▶ YOUR INSTRUCTIONS
Report the count of lines containing the word "clearance" in the entries below, and nothing more.

▶ SUPPLIED MATERIAL
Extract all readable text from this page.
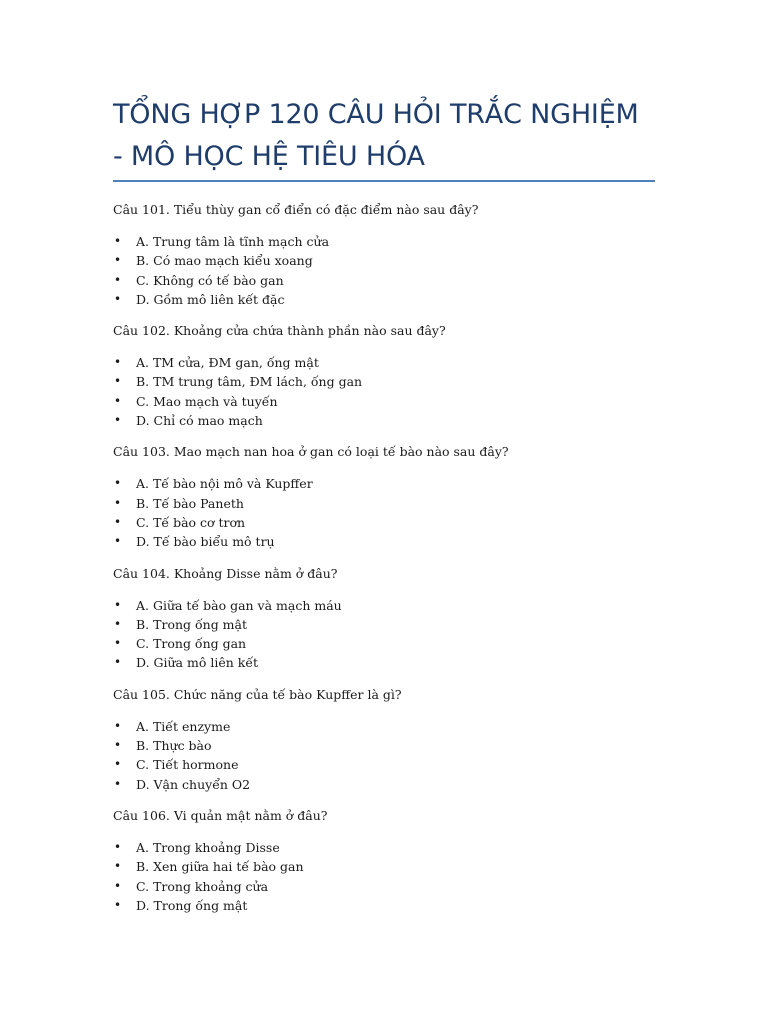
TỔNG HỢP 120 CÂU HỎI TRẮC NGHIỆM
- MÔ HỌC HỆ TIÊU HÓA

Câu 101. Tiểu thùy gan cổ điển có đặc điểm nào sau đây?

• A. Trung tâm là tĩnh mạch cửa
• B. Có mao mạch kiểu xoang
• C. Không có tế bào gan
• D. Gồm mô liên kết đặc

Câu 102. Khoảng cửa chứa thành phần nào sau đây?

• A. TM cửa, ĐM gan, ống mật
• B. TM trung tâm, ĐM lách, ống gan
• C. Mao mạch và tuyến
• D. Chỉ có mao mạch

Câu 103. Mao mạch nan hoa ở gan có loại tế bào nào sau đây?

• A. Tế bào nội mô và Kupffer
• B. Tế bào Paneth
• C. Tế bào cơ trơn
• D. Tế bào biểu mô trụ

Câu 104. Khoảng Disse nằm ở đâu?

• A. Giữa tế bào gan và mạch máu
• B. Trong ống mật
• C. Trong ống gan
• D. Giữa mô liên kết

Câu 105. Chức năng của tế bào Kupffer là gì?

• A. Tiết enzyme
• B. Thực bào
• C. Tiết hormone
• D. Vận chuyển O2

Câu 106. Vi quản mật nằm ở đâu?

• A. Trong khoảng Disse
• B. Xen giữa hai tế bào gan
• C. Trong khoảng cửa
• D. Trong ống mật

...

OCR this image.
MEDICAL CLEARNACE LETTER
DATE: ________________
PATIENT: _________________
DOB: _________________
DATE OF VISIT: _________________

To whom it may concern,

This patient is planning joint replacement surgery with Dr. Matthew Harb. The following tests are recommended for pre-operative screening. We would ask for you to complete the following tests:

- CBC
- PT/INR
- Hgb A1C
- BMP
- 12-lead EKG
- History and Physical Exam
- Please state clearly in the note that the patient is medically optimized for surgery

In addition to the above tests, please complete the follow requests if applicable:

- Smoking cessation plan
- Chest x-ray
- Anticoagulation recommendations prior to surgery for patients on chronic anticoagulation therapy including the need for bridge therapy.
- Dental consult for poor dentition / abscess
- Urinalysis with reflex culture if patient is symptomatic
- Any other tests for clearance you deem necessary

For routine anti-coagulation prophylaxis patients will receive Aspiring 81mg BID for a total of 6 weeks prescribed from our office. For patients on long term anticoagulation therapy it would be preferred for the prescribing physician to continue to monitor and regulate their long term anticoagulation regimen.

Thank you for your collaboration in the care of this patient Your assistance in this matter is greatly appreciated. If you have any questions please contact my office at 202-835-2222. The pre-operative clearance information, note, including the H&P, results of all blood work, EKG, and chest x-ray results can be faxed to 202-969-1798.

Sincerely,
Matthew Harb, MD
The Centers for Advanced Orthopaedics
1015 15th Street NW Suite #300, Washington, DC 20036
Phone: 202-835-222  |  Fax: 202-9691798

▶ ANSWER BELOW
2